## TO DO
Gather all lines in the entries that include the word "通过上墙公布".

(Stored records)
-.-.-
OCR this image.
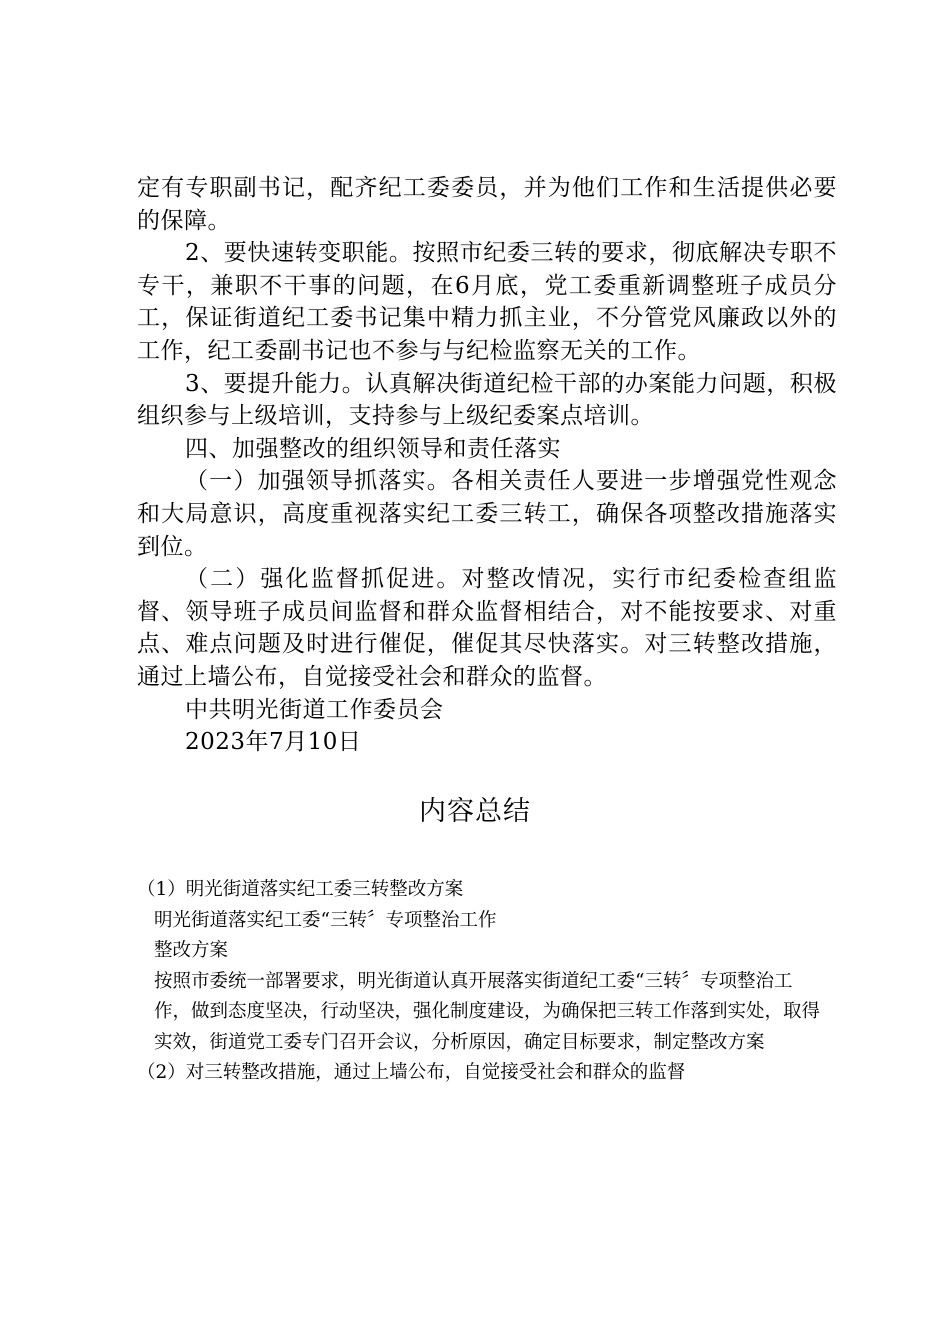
定有专职副书记，配齐纪工委委员，并为他们工作和生活提供必要的保障。

2、要快速转变职能。按照市纪委三转的要求，彻底解决专职不专干，兼职不干事的问题，在6月底，党工委重新调整班子成员分工，保证街道纪工委书记集中精力抓主业，不分管党风廉政以外的工作，纪工委副书记也不参与与纪检监察无关的工作。

3、要提升能力。认真解决街道纪检干部的办案能力问题，积极组织参与上级培训，支持参与上级纪委案点培训。

四、加强整改的组织领导和责任落实

（一）加强领导抓落实。各相关责任人要进一步增强党性观念和大局意识，高度重视落实纪工委三转工，确保各项整改措施落实到位。

（二）强化监督抓促进。对整改情况，实行市纪委检查组监督、领导班子成员间监督和群众监督相结合，对不能按要求、对重点、难点问题及时进行催促，催促其尽快落实。对三转整改措施，通过上墙公布，自觉接受社会和群众的监督。

中共明光街道工作委员会

2023年7月10日

内容总结

（1）明光街道落实纪工委三转整改方案

明光街道落实纪工委“三转〞专项整治工作

整改方案

按照市委统一部署要求，明光街道认真开展落实街道纪工委“三转〞专项整治工作，做到态度坚决，行动坚决，强化制度建设，为确保把三转工作落到实处，取得实效，街道党工委专门召开会议，分析原因，确定目标要求，制定整改方案

（2）对三转整改措施，通过上墙公布，自觉接受社会和群众的监督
-.-.-
## WORKED ANSWER
（二）强化监督抓促进。对整改情况，实行市纪委检查组监督、领导班子成员间监督和群众监督相结合，对不能按要求、对重点、难点问题及时进行催促，催促其尽快落实。对三转整改措施，通过上墙公布，自觉接受社会和群众的监督。
（2）对三转整改措施，通过上墙公布，自觉接受社会和群众的监督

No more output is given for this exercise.